EXERCISE.
Go through the listing and write out all of it exactly.

= = = = =

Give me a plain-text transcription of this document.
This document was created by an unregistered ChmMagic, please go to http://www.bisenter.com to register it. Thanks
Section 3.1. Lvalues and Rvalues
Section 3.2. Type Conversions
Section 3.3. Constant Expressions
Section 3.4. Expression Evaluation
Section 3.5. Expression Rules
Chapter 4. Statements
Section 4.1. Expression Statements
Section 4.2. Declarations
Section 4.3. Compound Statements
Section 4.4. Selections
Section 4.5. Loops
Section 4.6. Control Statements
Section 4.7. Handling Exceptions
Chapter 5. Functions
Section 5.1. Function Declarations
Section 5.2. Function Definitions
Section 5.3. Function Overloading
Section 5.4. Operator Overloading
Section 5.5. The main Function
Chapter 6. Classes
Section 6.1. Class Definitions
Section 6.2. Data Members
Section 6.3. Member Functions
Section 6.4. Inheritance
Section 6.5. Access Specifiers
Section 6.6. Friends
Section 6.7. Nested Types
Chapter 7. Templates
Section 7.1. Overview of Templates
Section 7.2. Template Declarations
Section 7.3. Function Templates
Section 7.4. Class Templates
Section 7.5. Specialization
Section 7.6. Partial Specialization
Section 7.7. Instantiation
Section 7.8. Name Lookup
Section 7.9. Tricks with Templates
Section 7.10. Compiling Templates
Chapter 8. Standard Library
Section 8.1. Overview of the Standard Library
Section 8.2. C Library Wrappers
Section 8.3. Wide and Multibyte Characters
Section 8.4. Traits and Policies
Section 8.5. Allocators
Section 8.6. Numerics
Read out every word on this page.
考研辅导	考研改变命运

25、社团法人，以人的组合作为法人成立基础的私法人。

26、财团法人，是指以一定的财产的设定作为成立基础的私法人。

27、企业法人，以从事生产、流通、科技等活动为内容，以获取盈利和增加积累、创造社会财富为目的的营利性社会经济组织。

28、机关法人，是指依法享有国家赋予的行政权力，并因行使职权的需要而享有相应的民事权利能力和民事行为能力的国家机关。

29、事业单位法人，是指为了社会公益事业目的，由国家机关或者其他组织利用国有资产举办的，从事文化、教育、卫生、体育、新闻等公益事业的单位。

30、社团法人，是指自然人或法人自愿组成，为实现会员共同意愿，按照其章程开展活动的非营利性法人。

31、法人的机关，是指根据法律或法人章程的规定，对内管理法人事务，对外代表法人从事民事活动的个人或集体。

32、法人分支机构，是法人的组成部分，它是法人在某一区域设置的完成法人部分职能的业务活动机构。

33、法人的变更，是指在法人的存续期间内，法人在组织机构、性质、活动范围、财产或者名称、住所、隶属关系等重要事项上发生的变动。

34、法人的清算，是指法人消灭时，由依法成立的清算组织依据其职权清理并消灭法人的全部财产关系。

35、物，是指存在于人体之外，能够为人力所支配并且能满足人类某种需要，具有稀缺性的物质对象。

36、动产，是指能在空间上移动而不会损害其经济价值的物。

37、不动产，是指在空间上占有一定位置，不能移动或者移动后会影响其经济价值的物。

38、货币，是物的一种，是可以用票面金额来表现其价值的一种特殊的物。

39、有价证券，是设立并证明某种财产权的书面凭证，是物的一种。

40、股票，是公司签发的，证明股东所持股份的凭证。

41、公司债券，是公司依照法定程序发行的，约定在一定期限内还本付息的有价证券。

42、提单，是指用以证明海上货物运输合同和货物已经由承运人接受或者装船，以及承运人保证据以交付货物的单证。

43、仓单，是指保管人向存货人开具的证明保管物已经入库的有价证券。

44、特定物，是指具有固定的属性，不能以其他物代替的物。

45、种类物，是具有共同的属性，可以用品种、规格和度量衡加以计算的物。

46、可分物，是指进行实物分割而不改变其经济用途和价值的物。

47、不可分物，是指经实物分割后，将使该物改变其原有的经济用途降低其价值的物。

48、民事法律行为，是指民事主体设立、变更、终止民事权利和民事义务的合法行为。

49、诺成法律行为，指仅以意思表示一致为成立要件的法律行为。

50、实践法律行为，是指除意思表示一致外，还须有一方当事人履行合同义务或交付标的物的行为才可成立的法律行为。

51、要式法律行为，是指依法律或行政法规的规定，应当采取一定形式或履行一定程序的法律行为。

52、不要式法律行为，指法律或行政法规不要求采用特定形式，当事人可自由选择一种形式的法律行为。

= = = = =

EXPECTED ANSWER.
Give me a plain-text transcription of this document.
This document was created by an unregistered ChmMagic, please go to http://www.bisenter.com to register it. Thanks
Section 3.1. Lvalues and Rvalues
Section 3.2. Type Conversions
Section 3.3. Constant Expressions
Section 3.4. Expression Evaluation
Section 3.5. Expression Rules
Chapter 4. Statements
Section 4.1. Expression Statements
Section 4.2. Declarations
Section 4.3. Compound Statements
Section 4.4. Selections
Section 4.5. Loops
Section 4.6. Control Statements
Section 4.7. Handling Exceptions
Chapter 5. Functions
Section 5.1. Function Declarations
Section 5.2. Function Definitions
Section 5.3. Function Overloading
Section 5.4. Operator Overloading
Section 5.5. The main Function
Chapter 6. Classes
Section 6.1. Class Definitions
Section 6.2. Data Members
Section 6.3. Member Functions
Section 6.4. Inheritance
Section 6.5. Access Specifiers
Section 6.6. Friends
Section 6.7. Nested Types
Chapter 7. Templates
Section 7.1. Overview of Templates
Section 7.2. Template Declarations
Section 7.3. Function Templates
Section 7.4. Class Templates
Section 7.5. Specialization
Section 7.6. Partial Specialization
Section 7.7. Instantiation
Section 7.8. Name Lookup
Section 7.9. Tricks with Templates
Section 7.10. Compiling Templates
Chapter 8. Standard Library
Section 8.1. Overview of the Standard Library
Section 8.2. C Library Wrappers
Section 8.3. Wide and Multibyte Characters
Section 8.4. Traits and Policies
Section 8.5. Allocators
Section 8.6. Numerics
Read out every word on this page.
考研辅导	考研改变命运

25、社团法人，以人的组合作为法人成立基础的私法人。

26、财团法人，是指以一定的财产的设定作为成立基础的私法人。

27、企业法人，以从事生产、流通、科技等活动为内容，以获取盈利和增加积累、创造社会财富为目的的营利性社会经济组织。

28、机关法人，是指依法享有国家赋予的行政权力，并因行使职权的需要而享有相应的民事权利能力和民事行为能力的国家机关。

29、事业单位法人，是指为了社会公益事业目的，由国家机关或者其他组织利用国有资产举办的，从事文化、教育、卫生、体育、新闻等公益事业的单位。

30、社团法人，是指自然人或法人自愿组成，为实现会员共同意愿，按照其章程开展活动的非营利性法人。

31、法人的机关，是指根据法律或法人章程的规定，对内管理法人事务，对外代表法人从事民事活动的个人或集体。

32、法人分支机构，是法人的组成部分，它是法人在某一区域设置的完成法人部分职能的业务活动机构。

33、法人的变更，是指在法人的存续期间内，法人在组织机构、性质、活动范围、财产或者名称、住所、隶属关系等重要事项上发生的变动。

34、法人的清算，是指法人消灭时，由依法成立的清算组织依据其职权清理并消灭法人的全部财产关系。

35、物，是指存在于人体之外，能够为人力所支配并且能满足人类某种需要，具有稀缺性的物质对象。

36、动产，是指能在空间上移动而不会损害其经济价值的物。

37、不动产，是指在空间上占有一定位置，不能移动或者移动后会影响其经济价值的物。

38、货币，是物的一种，是可以用票面金额来表现其价值的一种特殊的物。

39、有价证券，是设立并证明某种财产权的书面凭证，是物的一种。

40、股票，是公司签发的，证明股东所持股份的凭证。

41、公司债券，是公司依照法定程序发行的，约定在一定期限内还本付息的有价证券。

42、提单，是指用以证明海上货物运输合同和货物已经由承运人接受或者装船，以及承运人保证据以交付货物的单证。

43、仓单，是指保管人向存货人开具的证明保管物已经入库的有价证券。

44、特定物，是指具有固定的属性，不能以其他物代替的物。

45、种类物，是具有共同的属性，可以用品种、规格和度量衡加以计算的物。

46、可分物，是指进行实物分割而不改变其经济用途和价值的物。

47、不可分物，是指经实物分割后，将使该物改变其原有的经济用途降低其价值的物。

48、民事法律行为，是指民事主体设立、变更、终止民事权利和民事义务的合法行为。

49、诺成法律行为，指仅以意思表示一致为成立要件的法律行为。

50、实践法律行为，是指除意思表示一致外，还须有一方当事人履行合同义务或交付标的物的行为才可成立的法律行为。

51、要式法律行为，是指依法律或行政法规的规定，应当采取一定形式或履行一定程序的法律行为。

52、不要式法律行为，指法律或行政法规不要求采用特定形式，当事人可自由选择一种形式的法律行为。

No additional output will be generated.